**TASK GOAL:**
Answer with one number: the count of lines in this material that hold the word "version".

**Items from a data source:**
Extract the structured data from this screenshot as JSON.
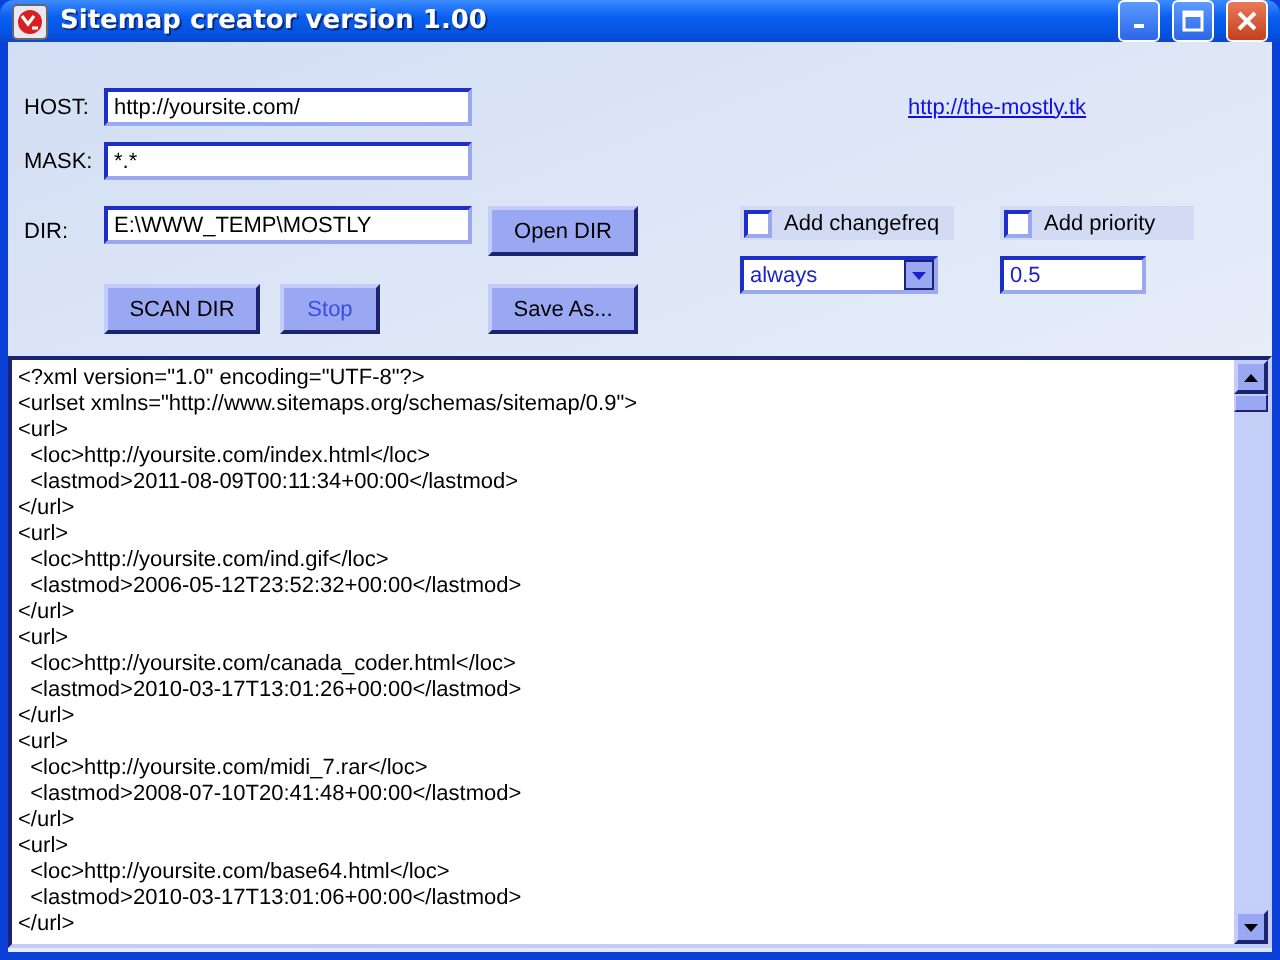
{
  "window": {
    "title": "Sitemap creator version 1.00"
  },
  "fields": [
    {
      "label": "HOST:",
      "value": "http://yoursite.com/"
    },
    {
      "label": "MASK:",
      "value": "*.*"
    },
    {
      "label": "DIR:",
      "value": "E:\\WWW_TEMP\\MOSTLY"
    }
  ],
  "link": "http://the-mostly.tk",
  "buttons": [
    {
      "kind": "open",
      "label": "Open DIR",
      "disabled": false
    },
    {
      "kind": "scan",
      "label": "SCAN DIR",
      "disabled": false
    },
    {
      "kind": "stop",
      "label": "Stop",
      "disabled": true
    },
    {
      "kind": "save",
      "label": "Save As...",
      "disabled": false
    }
  ],
  "options": [
    {
      "label": "Add changefreq",
      "checked": false
    },
    {
      "label": "Add priority",
      "checked": false
    }
  ],
  "changefreq": {
    "value": "always"
  },
  "priority": {
    "value": "0.5"
  },
  "output": {
    "lines": [
      "<?xml version=\"1.0\" encoding=\"UTF-8\"?>",
      "<urlset xmlns=\"http://www.sitemaps.org/schemas/sitemap/0.9\">",
      "<url>",
      "  <loc>http://yoursite.com/index.html</loc>",
      "  <lastmod>2011-08-09T00:11:34+00:00</lastmod>",
      "</url>",
      "<url>",
      "  <loc>http://yoursite.com/ind.gif</loc>",
      "  <lastmod>2006-05-12T23:52:32+00:00</lastmod>",
      "</url>",
      "<url>",
      "  <loc>http://yoursite.com/canada_coder.html</loc>",
      "  <lastmod>2010-03-17T13:01:26+00:00</lastmod>",
      "</url>",
      "<url>",
      "  <loc>http://yoursite.com/midi_7.rar</loc>",
      "  <lastmod>2008-07-10T20:41:48+00:00</lastmod>",
      "</url>",
      "<url>",
      "  <loc>http://yoursite.com/base64.html</loc>",
      "  <lastmod>2010-03-17T13:01:06+00:00</lastmod>",
      "</url>"
    ]
  }
}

**RESPONSE TO THIS TASK:**
2